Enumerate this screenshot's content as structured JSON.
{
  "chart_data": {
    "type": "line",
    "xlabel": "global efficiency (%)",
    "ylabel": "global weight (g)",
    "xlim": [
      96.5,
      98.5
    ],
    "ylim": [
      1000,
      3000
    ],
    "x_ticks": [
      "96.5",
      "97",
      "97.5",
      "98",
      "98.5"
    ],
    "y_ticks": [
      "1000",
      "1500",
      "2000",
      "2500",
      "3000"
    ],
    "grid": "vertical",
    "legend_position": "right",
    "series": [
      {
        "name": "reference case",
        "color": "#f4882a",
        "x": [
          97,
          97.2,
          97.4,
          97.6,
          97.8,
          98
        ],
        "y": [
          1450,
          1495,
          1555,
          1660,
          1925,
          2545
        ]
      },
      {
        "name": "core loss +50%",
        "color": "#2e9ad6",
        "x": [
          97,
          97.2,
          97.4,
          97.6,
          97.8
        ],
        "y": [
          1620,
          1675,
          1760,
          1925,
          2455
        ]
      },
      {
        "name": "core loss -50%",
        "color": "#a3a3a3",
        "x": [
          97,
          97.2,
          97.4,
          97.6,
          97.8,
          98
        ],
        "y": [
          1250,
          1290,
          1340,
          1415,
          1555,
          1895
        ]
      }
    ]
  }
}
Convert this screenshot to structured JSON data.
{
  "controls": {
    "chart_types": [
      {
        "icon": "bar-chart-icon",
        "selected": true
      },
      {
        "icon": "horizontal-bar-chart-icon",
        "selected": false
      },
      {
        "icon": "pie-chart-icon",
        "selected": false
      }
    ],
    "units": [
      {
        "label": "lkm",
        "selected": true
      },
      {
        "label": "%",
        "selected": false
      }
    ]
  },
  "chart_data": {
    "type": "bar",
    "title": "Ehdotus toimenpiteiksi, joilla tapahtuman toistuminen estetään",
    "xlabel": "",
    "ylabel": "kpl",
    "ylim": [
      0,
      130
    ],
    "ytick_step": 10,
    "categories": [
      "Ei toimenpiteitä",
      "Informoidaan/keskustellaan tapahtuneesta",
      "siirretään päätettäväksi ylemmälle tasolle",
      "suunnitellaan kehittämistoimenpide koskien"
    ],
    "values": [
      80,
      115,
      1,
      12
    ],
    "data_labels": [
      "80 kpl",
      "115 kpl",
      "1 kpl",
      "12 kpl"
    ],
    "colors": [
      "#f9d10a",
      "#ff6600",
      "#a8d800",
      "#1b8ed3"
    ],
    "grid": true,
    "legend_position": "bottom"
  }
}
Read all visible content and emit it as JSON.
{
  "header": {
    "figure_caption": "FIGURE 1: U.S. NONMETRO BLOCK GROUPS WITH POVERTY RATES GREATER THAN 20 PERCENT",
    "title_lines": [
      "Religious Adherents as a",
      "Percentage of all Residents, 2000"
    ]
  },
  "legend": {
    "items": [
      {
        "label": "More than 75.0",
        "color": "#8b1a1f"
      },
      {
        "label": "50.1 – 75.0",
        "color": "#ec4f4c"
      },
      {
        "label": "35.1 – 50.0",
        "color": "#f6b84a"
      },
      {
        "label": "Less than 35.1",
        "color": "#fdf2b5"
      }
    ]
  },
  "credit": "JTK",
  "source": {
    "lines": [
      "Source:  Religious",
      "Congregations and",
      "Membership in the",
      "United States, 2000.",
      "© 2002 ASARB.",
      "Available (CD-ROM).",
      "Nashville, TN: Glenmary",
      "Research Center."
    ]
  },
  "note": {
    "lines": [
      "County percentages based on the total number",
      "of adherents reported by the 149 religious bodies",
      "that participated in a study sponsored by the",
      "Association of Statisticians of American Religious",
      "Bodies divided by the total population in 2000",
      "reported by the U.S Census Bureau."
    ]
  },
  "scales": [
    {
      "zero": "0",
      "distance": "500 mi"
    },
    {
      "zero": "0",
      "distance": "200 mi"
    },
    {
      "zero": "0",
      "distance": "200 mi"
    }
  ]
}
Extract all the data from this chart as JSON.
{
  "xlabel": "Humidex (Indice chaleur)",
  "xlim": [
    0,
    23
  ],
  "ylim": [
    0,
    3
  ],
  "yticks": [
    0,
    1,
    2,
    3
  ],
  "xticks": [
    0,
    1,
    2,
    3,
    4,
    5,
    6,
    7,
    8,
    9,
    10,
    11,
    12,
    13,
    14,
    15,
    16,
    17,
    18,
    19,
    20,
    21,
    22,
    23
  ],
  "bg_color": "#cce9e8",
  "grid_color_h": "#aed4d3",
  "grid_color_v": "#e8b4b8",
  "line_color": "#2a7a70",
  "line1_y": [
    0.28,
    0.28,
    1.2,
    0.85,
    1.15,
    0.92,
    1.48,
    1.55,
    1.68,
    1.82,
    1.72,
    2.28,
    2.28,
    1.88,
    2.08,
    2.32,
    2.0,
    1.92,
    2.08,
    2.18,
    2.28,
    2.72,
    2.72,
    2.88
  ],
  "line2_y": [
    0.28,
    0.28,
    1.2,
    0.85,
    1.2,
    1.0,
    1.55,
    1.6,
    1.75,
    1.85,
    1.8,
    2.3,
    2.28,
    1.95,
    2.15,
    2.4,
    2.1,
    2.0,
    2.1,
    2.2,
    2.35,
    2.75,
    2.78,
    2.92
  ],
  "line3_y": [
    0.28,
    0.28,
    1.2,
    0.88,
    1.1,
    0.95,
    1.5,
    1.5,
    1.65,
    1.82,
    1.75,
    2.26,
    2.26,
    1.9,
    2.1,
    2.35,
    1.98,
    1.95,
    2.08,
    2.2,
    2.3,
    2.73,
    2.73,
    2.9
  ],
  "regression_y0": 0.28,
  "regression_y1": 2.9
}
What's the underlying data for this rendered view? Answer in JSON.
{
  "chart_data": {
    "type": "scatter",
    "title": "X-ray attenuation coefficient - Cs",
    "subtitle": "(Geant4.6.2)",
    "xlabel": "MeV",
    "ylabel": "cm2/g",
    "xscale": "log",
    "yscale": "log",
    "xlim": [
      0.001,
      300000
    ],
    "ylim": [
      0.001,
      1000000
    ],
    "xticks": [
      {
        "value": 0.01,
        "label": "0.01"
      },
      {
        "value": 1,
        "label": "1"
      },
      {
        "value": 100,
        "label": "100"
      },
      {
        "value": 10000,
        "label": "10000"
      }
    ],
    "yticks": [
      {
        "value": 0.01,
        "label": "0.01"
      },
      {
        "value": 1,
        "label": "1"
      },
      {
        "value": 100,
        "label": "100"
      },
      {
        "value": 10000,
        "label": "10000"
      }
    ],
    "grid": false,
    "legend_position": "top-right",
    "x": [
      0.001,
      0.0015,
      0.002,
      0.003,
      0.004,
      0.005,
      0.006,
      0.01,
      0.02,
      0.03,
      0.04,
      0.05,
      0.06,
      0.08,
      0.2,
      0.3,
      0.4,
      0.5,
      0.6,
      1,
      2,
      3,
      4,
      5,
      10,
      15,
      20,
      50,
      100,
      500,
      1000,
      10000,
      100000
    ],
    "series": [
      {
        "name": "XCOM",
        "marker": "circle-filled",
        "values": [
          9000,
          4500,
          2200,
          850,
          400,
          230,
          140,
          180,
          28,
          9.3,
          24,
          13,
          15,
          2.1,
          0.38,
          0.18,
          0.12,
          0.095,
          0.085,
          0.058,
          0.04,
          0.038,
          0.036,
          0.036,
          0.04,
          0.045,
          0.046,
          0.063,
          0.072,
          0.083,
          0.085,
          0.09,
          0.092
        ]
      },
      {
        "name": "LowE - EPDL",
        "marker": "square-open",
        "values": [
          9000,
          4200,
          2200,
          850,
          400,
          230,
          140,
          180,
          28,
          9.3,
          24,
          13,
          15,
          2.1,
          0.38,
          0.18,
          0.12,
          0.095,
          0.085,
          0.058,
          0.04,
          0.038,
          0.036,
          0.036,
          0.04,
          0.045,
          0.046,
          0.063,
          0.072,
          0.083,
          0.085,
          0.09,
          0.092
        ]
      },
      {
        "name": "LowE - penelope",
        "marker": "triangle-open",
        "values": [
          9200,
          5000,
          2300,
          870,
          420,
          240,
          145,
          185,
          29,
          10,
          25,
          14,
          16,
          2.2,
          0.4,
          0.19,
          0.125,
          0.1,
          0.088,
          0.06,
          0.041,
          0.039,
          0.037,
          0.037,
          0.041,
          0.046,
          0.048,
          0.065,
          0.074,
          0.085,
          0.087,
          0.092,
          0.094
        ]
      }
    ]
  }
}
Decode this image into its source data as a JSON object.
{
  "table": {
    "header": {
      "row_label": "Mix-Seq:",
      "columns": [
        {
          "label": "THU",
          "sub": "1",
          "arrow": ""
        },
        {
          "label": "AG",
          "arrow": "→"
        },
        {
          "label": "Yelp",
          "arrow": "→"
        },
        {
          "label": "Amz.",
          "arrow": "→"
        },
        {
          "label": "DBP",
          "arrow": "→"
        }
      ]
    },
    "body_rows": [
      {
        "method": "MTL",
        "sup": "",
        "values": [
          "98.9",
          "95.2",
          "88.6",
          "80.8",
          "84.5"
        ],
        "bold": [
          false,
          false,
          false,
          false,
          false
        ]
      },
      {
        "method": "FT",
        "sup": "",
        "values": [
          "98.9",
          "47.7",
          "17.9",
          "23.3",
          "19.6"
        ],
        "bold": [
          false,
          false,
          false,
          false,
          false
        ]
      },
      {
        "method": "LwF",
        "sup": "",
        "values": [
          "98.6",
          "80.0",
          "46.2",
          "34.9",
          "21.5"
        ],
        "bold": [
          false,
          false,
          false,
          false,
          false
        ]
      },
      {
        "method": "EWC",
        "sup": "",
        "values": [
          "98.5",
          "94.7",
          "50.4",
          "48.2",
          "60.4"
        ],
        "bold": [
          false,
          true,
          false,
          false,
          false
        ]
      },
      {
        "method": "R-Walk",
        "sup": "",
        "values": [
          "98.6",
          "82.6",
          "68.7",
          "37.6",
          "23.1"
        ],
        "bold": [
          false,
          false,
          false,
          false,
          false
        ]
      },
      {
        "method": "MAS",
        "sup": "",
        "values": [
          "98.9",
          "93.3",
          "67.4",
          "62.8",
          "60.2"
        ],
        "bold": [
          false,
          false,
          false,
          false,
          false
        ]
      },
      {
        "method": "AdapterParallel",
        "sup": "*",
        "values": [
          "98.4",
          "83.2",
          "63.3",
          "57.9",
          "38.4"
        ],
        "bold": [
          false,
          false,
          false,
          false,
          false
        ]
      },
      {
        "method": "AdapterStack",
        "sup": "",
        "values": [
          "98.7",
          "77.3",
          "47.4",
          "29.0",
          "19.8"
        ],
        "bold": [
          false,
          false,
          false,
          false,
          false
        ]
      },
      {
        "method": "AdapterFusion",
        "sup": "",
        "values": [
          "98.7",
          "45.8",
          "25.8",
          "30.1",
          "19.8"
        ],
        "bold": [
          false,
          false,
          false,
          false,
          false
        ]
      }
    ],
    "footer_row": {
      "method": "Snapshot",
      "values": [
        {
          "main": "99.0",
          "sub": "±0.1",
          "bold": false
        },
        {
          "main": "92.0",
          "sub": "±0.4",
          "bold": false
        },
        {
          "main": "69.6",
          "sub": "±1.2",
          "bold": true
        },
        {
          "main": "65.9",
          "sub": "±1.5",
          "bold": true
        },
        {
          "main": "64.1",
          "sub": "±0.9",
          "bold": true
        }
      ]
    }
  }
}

****************************************

* WHAT THE TASK ASKS
Check all the records above and select each line where the string "this" is found.

* THE RESPONSE
Enumerate this screenshot's content as structured JSON.
Convert this screenshot to structured JSON data.
Extract all the data from this chart as JSON.
What's the underlying data for this rendered view? Answer in JSON.
Decode this image into its source data as a JSON object.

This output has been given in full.